## TASK TO CARRY OUT
Return all entries precisely as they stand, without the images.
==== DATA FOR PROCESSING ====
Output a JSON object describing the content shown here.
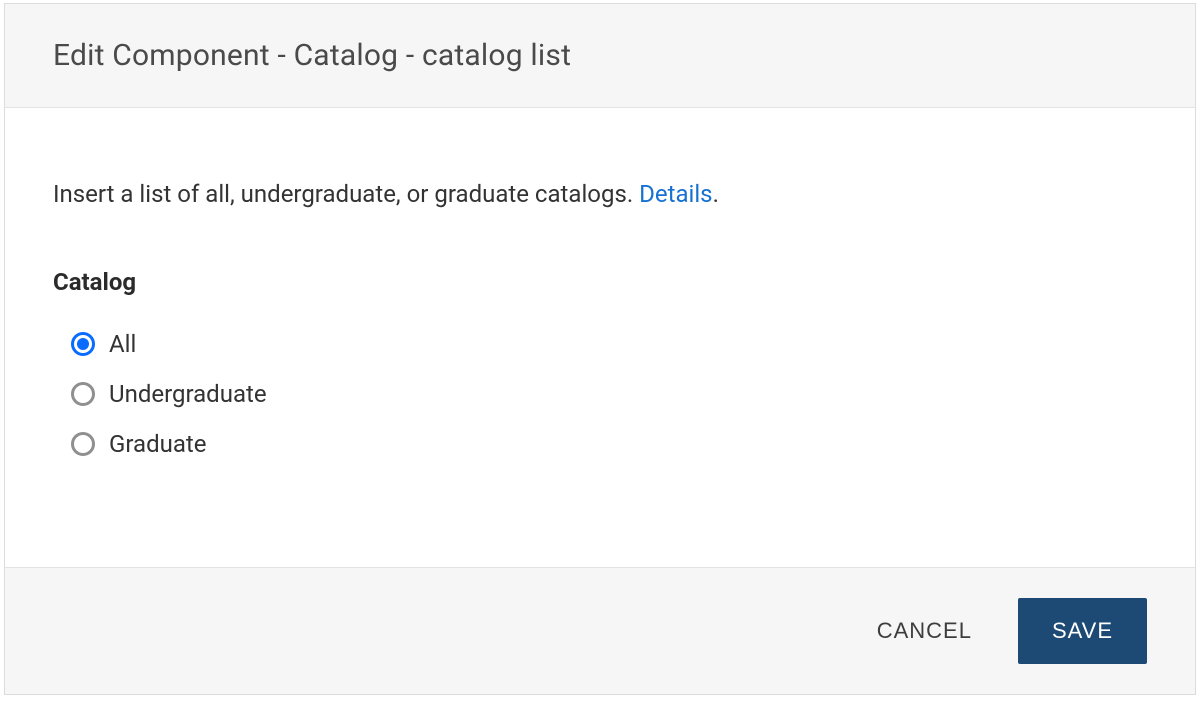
{
  "dialog": {
    "title": "Edit Component - Catalog - catalog list",
    "description_text": "Insert a list of all, undergraduate, or graduate catalogs.  ",
    "details_link": "Details",
    "description_suffix": ".",
    "section_label": "Catalog",
    "options": [
      {
        "label": "All",
        "selected": true
      },
      {
        "label": "Undergraduate",
        "selected": false
      },
      {
        "label": "Graduate",
        "selected": false
      }
    ],
    "buttons": {
      "cancel": "CANCEL",
      "save": "SAVE"
    }
  },
  "colors": {
    "header_bg": "#f6f6f6",
    "body_bg": "#ffffff",
    "border": "#dcdcdc",
    "title_text": "#4a4a4a",
    "body_text": "#333333",
    "link": "#1672d2",
    "radio_unselected": "#8f8f8f",
    "radio_selected": "#0a6cff",
    "save_bg": "#1c4a74",
    "save_text": "#ffffff",
    "cancel_text": "#3d3d3d"
  }
}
====
## ANSWER
Output a JSON object describing the content shown here.
{
  "dialog": {
    "title": "Edit Component - Catalog - catalog list",
    "description_text": "Insert a list of all, undergraduate, or graduate catalogs.  ",
    "details_link": "Details",
    "description_suffix": ".",
    "section_label": "Catalog",
    "options": [
      {
        "label": "All",
        "selected": true
      },
      {
        "label": "Undergraduate",
        "selected": false
      },
      {
        "label": "Graduate",
        "selected": false
      }
    ],
    "buttons": {
      "cancel": "CANCEL",
      "save": "SAVE"
    }
  },
  "colors": {
    "header_bg": "#f6f6f6",
    "body_bg": "#ffffff",
    "border": "#dcdcdc",
    "title_text": "#4a4a4a",
    "body_text": "#333333",
    "link": "#1672d2",
    "radio_unselected": "#8f8f8f",
    "radio_selected": "#0a6cff",
    "save_bg": "#1c4a74",
    "save_text": "#ffffff",
    "cancel_text": "#3d3d3d"
  }
}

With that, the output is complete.